**Task:** Return the records that follow, matching each one exactly.
>>>>>
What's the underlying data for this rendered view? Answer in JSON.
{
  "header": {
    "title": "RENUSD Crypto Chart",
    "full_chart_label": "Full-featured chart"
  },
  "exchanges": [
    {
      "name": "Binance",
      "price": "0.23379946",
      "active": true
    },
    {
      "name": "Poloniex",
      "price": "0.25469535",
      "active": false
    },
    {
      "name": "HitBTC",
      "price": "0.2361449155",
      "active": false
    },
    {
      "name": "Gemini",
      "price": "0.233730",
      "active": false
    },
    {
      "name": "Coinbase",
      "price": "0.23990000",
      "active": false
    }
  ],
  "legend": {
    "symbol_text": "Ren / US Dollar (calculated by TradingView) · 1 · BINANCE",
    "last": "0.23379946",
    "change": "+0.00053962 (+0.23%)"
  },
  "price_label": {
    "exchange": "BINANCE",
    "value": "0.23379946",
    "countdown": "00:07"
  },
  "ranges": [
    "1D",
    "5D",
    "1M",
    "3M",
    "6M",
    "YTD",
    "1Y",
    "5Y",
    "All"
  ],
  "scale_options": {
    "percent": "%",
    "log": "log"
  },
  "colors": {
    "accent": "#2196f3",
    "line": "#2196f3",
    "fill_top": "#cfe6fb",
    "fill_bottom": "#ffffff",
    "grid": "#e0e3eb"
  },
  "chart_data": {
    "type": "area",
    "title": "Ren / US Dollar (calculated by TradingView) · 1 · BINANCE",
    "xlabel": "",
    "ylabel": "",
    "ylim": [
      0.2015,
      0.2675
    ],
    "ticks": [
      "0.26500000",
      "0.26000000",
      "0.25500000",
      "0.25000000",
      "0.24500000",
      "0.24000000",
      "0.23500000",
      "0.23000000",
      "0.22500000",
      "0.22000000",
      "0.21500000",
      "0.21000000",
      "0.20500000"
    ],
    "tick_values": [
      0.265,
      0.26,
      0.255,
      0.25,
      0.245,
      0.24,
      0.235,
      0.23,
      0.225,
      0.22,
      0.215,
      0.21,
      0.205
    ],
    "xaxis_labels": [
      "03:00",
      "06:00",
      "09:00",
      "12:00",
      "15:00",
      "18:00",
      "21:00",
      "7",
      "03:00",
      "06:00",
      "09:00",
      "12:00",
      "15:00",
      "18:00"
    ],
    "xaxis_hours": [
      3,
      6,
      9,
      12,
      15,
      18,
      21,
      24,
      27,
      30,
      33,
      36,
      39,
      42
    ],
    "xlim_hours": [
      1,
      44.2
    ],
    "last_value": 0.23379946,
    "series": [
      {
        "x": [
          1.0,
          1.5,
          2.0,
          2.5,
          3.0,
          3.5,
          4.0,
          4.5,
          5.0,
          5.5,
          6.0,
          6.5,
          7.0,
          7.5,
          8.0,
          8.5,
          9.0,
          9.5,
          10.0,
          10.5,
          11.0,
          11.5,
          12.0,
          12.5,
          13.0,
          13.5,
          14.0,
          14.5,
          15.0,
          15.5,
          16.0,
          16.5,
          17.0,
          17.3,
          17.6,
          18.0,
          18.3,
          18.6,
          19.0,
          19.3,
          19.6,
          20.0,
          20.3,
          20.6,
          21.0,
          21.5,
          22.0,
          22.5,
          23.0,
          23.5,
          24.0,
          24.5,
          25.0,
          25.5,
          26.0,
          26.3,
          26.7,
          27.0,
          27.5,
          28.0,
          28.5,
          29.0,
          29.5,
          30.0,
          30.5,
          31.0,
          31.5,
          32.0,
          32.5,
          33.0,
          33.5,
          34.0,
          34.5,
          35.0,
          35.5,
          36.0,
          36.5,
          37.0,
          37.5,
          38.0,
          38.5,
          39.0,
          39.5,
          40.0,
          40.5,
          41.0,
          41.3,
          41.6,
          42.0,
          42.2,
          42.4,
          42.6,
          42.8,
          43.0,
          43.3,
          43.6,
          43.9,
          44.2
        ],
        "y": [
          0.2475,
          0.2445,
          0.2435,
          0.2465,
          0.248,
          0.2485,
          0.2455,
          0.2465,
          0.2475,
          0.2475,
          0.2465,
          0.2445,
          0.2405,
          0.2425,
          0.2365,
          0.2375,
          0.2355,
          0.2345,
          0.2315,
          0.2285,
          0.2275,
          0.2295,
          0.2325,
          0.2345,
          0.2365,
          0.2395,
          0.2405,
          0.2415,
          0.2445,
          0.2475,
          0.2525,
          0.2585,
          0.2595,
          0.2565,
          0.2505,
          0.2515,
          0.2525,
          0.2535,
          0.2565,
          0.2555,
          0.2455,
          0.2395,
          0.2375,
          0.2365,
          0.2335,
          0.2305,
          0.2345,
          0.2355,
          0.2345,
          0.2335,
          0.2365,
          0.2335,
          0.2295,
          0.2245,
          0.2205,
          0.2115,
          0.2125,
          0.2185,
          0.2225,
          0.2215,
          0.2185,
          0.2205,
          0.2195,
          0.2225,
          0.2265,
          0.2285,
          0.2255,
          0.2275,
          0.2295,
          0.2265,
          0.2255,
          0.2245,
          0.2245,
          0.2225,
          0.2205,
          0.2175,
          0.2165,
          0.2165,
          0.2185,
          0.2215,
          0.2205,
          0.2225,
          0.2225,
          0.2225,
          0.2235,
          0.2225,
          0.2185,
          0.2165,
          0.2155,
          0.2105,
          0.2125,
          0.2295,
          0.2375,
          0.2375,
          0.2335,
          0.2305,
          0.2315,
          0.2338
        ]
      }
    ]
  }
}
<<<<<
**Problem solution:**
What's the underlying data for this rendered view? Answer in JSON.
{
  "header": {
    "title": "RENUSD Crypto Chart",
    "full_chart_label": "Full-featured chart"
  },
  "exchanges": [
    {
      "name": "Binance",
      "price": "0.23379946",
      "active": true
    },
    {
      "name": "Poloniex",
      "price": "0.25469535",
      "active": false
    },
    {
      "name": "HitBTC",
      "price": "0.2361449155",
      "active": false
    },
    {
      "name": "Gemini",
      "price": "0.233730",
      "active": false
    },
    {
      "name": "Coinbase",
      "price": "0.23990000",
      "active": false
    }
  ],
  "legend": {
    "symbol_text": "Ren / US Dollar (calculated by TradingView) · 1 · BINANCE",
    "last": "0.23379946",
    "change": "+0.00053962 (+0.23%)"
  },
  "price_label": {
    "exchange": "BINANCE",
    "value": "0.23379946",
    "countdown": "00:07"
  },
  "ranges": [
    "1D",
    "5D",
    "1M",
    "3M",
    "6M",
    "YTD",
    "1Y",
    "5Y",
    "All"
  ],
  "scale_options": {
    "percent": "%",
    "log": "log"
  },
  "colors": {
    "accent": "#2196f3",
    "line": "#2196f3",
    "fill_top": "#cfe6fb",
    "fill_bottom": "#ffffff",
    "grid": "#e0e3eb"
  },
  "chart_data": {
    "type": "area",
    "title": "Ren / US Dollar (calculated by TradingView) · 1 · BINANCE",
    "xlabel": "",
    "ylabel": "",
    "ylim": [
      0.2015,
      0.2675
    ],
    "ticks": [
      "0.26500000",
      "0.26000000",
      "0.25500000",
      "0.25000000",
      "0.24500000",
      "0.24000000",
      "0.23500000",
      "0.23000000",
      "0.22500000",
      "0.22000000",
      "0.21500000",
      "0.21000000",
      "0.20500000"
    ],
    "tick_values": [
      0.265,
      0.26,
      0.255,
      0.25,
      0.245,
      0.24,
      0.235,
      0.23,
      0.225,
      0.22,
      0.215,
      0.21,
      0.205
    ],
    "xaxis_labels": [
      "03:00",
      "06:00",
      "09:00",
      "12:00",
      "15:00",
      "18:00",
      "21:00",
      "7",
      "03:00",
      "06:00",
      "09:00",
      "12:00",
      "15:00",
      "18:00"
    ],
    "xaxis_hours": [
      3,
      6,
      9,
      12,
      15,
      18,
      21,
      24,
      27,
      30,
      33,
      36,
      39,
      42
    ],
    "xlim_hours": [
      1,
      44.2
    ],
    "last_value": 0.23379946,
    "series": [
      {
        "x": [
          1.0,
          1.5,
          2.0,
          2.5,
          3.0,
          3.5,
          4.0,
          4.5,
          5.0,
          5.5,
          6.0,
          6.5,
          7.0,
          7.5,
          8.0,
          8.5,
          9.0,
          9.5,
          10.0,
          10.5,
          11.0,
          11.5,
          12.0,
          12.5,
          13.0,
          13.5,
          14.0,
          14.5,
          15.0,
          15.5,
          16.0,
          16.5,
          17.0,
          17.3,
          17.6,
          18.0,
          18.3,
          18.6,
          19.0,
          19.3,
          19.6,
          20.0,
          20.3,
          20.6,
          21.0,
          21.5,
          22.0,
          22.5,
          23.0,
          23.5,
          24.0,
          24.5,
          25.0,
          25.5,
          26.0,
          26.3,
          26.7,
          27.0,
          27.5,
          28.0,
          28.5,
          29.0,
          29.5,
          30.0,
          30.5,
          31.0,
          31.5,
          32.0,
          32.5,
          33.0,
          33.5,
          34.0,
          34.5,
          35.0,
          35.5,
          36.0,
          36.5,
          37.0,
          37.5,
          38.0,
          38.5,
          39.0,
          39.5,
          40.0,
          40.5,
          41.0,
          41.3,
          41.6,
          42.0,
          42.2,
          42.4,
          42.6,
          42.8,
          43.0,
          43.3,
          43.6,
          43.9,
          44.2
        ],
        "y": [
          0.2475,
          0.2445,
          0.2435,
          0.2465,
          0.248,
          0.2485,
          0.2455,
          0.2465,
          0.2475,
          0.2475,
          0.2465,
          0.2445,
          0.2405,
          0.2425,
          0.2365,
          0.2375,
          0.2355,
          0.2345,
          0.2315,
          0.2285,
          0.2275,
          0.2295,
          0.2325,
          0.2345,
          0.2365,
          0.2395,
          0.2405,
          0.2415,
          0.2445,
          0.2475,
          0.2525,
          0.2585,
          0.2595,
          0.2565,
          0.2505,
          0.2515,
          0.2525,
          0.2535,
          0.2565,
          0.2555,
          0.2455,
          0.2395,
          0.2375,
          0.2365,
          0.2335,
          0.2305,
          0.2345,
          0.2355,
          0.2345,
          0.2335,
          0.2365,
          0.2335,
          0.2295,
          0.2245,
          0.2205,
          0.2115,
          0.2125,
          0.2185,
          0.2225,
          0.2215,
          0.2185,
          0.2205,
          0.2195,
          0.2225,
          0.2265,
          0.2285,
          0.2255,
          0.2275,
          0.2295,
          0.2265,
          0.2255,
          0.2245,
          0.2245,
          0.2225,
          0.2205,
          0.2175,
          0.2165,
          0.2165,
          0.2185,
          0.2215,
          0.2205,
          0.2225,
          0.2225,
          0.2225,
          0.2235,
          0.2225,
          0.2185,
          0.2165,
          0.2155,
          0.2105,
          0.2125,
          0.2295,
          0.2375,
          0.2375,
          0.2335,
          0.2305,
          0.2315,
          0.2338
        ]
      }
    ]
  }
}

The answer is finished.